**Task description:** Work out the number of lines containing "Installation". Give that number alone.

## start Data for the task

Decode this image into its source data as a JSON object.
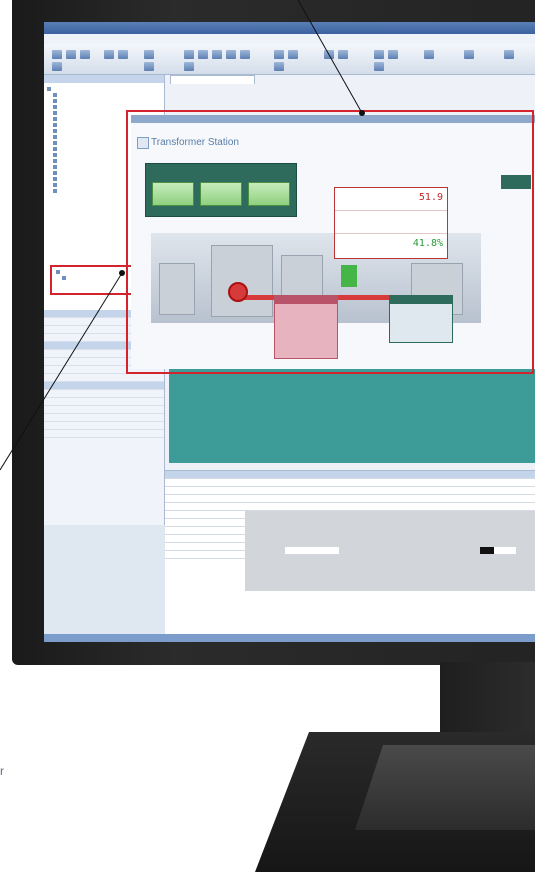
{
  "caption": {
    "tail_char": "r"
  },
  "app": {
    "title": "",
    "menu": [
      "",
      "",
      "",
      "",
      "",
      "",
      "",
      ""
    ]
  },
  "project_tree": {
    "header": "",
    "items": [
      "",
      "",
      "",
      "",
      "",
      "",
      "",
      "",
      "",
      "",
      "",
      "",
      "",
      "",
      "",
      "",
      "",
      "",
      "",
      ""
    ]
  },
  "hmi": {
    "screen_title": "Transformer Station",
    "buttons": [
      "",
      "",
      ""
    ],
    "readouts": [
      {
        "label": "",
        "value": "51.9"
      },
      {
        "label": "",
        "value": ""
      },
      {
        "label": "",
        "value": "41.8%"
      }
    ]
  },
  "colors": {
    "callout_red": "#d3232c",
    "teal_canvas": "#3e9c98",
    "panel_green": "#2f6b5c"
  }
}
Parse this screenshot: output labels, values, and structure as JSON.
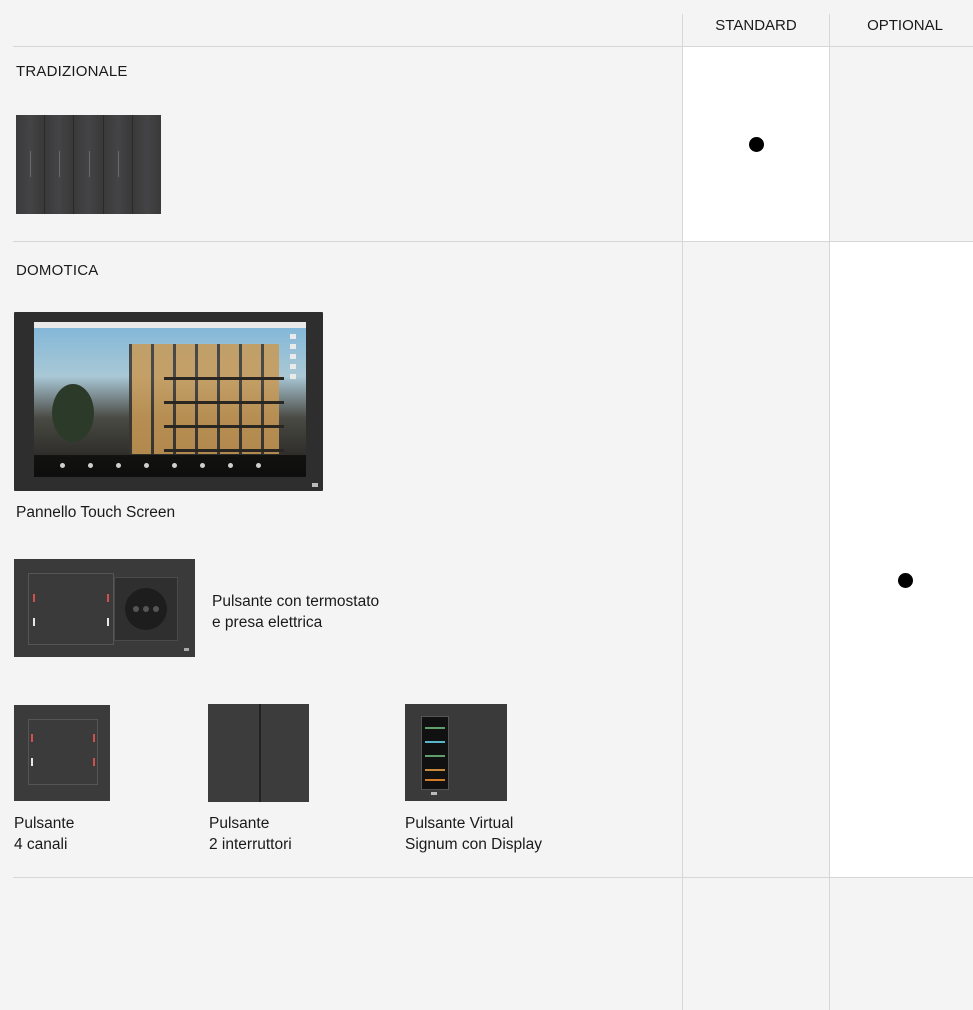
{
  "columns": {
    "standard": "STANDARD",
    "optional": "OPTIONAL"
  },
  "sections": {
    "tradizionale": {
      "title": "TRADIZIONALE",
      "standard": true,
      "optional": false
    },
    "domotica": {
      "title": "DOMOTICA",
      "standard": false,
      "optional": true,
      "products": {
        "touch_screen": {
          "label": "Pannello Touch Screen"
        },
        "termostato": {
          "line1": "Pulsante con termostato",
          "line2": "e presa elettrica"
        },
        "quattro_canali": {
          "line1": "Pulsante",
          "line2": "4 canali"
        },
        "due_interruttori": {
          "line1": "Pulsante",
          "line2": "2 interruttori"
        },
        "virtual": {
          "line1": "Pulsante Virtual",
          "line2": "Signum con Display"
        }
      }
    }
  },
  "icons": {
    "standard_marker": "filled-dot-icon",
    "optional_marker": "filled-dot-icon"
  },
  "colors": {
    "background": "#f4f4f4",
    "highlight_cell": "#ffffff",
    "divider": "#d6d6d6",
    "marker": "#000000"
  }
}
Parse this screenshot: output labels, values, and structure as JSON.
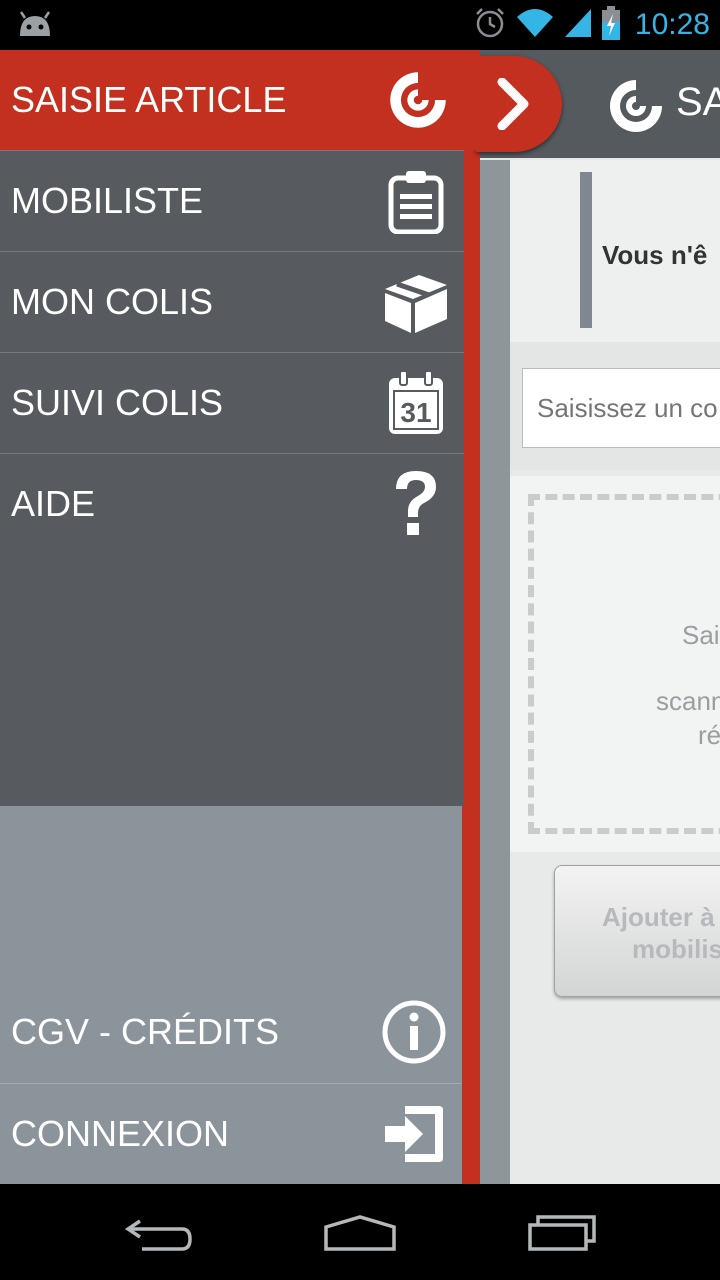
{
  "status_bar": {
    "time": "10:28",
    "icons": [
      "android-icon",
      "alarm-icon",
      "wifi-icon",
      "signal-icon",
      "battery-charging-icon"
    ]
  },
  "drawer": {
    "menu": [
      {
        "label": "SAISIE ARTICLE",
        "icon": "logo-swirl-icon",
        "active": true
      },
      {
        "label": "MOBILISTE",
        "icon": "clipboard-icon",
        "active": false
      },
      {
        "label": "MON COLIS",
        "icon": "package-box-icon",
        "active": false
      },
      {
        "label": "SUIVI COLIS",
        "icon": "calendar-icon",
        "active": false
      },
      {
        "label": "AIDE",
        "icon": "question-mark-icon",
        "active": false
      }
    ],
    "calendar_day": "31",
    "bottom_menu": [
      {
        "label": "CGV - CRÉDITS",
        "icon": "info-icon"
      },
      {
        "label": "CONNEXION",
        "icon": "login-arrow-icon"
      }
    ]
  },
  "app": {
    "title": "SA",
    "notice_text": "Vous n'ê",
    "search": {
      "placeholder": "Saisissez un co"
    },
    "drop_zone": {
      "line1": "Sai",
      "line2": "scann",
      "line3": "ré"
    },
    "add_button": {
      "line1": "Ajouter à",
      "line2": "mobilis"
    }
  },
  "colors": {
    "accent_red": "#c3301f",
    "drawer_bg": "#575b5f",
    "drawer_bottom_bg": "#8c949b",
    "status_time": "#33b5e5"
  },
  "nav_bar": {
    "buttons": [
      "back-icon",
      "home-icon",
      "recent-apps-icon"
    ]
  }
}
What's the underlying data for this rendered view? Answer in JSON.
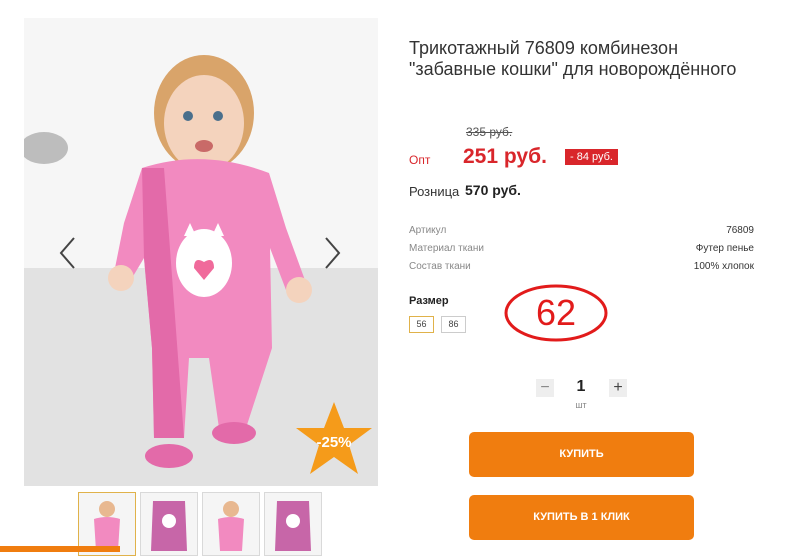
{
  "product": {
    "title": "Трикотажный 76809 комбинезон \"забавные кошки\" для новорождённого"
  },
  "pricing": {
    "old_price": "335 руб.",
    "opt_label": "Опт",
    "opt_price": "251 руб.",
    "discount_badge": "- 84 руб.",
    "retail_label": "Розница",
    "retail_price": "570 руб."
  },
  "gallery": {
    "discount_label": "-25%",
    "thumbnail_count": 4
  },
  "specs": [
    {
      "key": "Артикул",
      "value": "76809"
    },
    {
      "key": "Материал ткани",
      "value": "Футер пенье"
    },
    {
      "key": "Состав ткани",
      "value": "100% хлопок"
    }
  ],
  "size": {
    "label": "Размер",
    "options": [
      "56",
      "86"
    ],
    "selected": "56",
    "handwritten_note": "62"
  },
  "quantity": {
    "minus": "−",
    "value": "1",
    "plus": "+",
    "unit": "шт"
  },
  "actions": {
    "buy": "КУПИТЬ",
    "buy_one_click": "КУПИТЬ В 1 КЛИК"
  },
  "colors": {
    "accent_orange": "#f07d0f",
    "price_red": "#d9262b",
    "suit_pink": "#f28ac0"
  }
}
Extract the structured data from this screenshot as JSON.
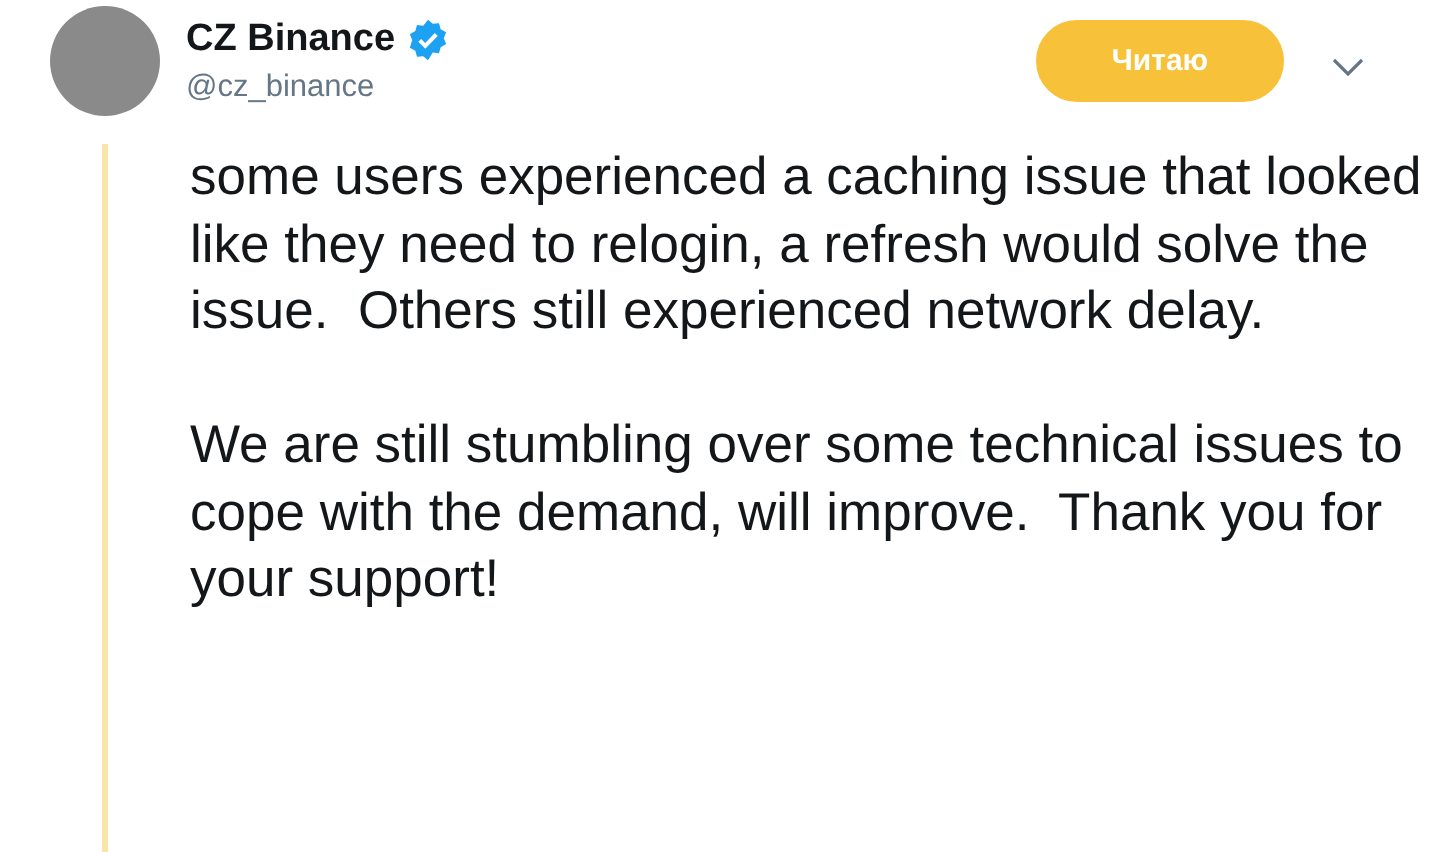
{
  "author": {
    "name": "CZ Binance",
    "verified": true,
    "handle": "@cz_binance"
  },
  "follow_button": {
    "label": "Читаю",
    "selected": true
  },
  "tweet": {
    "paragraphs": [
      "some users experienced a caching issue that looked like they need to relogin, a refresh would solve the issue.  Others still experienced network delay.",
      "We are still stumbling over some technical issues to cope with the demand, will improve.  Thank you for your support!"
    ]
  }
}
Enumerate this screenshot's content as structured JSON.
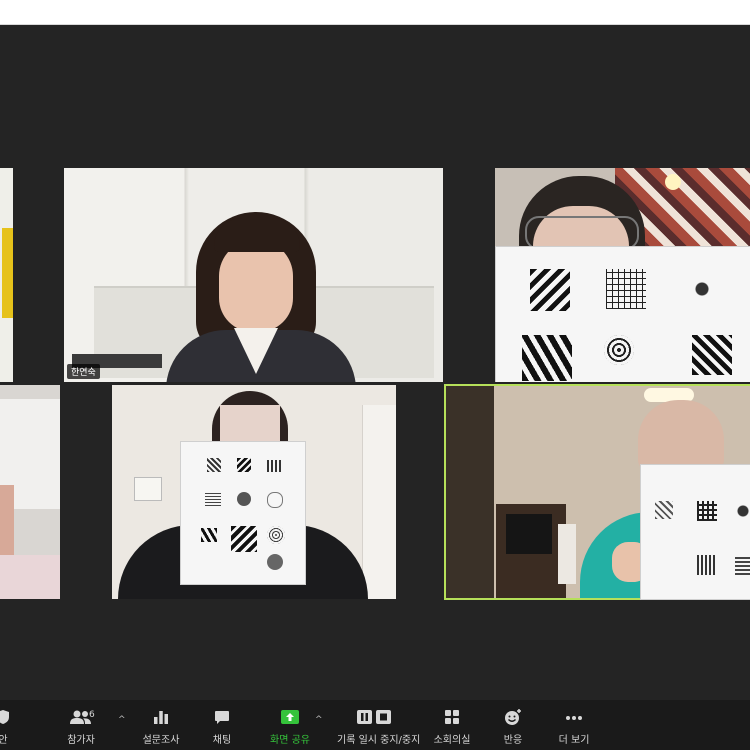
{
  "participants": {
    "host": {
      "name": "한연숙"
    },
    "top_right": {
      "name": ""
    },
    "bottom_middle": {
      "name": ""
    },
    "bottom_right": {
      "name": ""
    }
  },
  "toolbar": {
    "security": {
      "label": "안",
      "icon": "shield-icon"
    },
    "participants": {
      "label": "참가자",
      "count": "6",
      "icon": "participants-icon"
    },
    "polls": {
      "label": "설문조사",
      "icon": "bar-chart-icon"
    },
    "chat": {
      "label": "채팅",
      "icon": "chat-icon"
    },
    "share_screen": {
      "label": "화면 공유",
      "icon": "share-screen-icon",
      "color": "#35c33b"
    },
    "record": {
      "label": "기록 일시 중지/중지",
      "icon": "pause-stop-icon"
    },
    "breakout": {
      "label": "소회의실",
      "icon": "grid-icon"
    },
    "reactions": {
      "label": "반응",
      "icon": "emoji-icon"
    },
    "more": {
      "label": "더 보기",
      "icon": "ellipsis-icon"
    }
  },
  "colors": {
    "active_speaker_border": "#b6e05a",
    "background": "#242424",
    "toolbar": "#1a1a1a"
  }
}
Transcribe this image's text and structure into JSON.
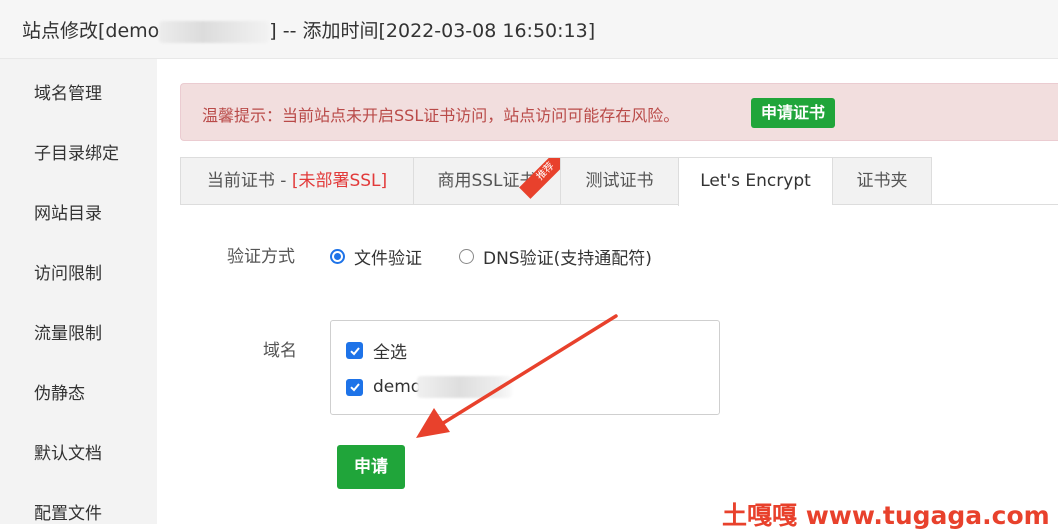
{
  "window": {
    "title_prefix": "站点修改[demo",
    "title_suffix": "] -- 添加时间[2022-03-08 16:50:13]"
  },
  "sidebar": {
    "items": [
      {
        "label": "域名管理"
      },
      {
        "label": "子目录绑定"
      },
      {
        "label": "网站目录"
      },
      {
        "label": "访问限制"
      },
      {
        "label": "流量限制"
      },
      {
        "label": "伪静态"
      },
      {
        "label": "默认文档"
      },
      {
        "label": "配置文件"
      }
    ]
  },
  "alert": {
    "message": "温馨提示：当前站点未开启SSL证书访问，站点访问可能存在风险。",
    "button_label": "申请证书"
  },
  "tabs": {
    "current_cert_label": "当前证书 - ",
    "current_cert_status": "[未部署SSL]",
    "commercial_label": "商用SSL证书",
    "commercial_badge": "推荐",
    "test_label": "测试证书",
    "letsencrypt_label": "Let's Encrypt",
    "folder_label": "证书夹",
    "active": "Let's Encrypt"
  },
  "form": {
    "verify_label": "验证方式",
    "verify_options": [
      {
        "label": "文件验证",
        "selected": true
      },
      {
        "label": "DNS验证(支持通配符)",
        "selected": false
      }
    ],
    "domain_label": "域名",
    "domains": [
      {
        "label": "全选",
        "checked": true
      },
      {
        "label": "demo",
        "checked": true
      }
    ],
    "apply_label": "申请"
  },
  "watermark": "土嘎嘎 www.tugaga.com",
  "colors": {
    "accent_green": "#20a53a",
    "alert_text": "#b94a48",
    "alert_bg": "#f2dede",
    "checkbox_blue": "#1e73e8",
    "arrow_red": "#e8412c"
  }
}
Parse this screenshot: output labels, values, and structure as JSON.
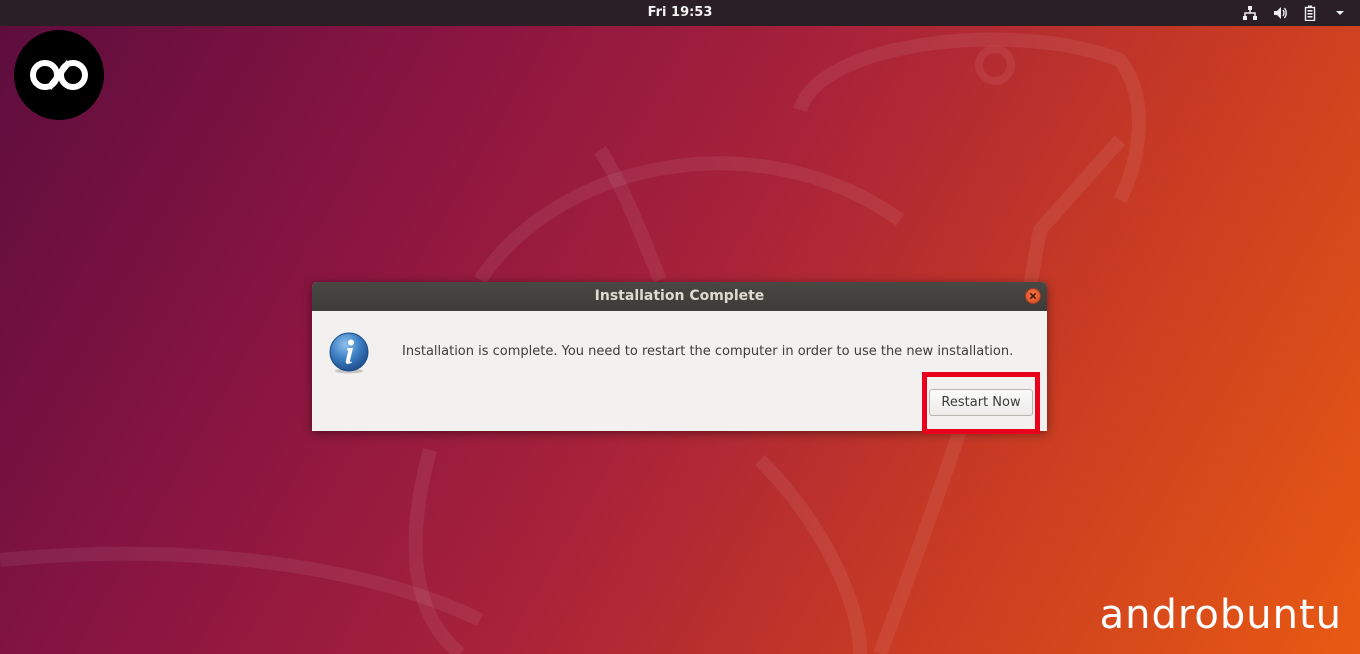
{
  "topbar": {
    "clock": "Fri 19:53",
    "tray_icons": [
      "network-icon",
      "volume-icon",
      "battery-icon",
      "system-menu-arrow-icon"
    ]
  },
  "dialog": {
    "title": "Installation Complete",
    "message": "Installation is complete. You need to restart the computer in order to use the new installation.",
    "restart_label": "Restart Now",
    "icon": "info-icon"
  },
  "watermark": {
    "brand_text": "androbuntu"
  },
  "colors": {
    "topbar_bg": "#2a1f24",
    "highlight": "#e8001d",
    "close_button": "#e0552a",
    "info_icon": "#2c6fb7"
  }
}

## end Data for the task

**The completed task:** 2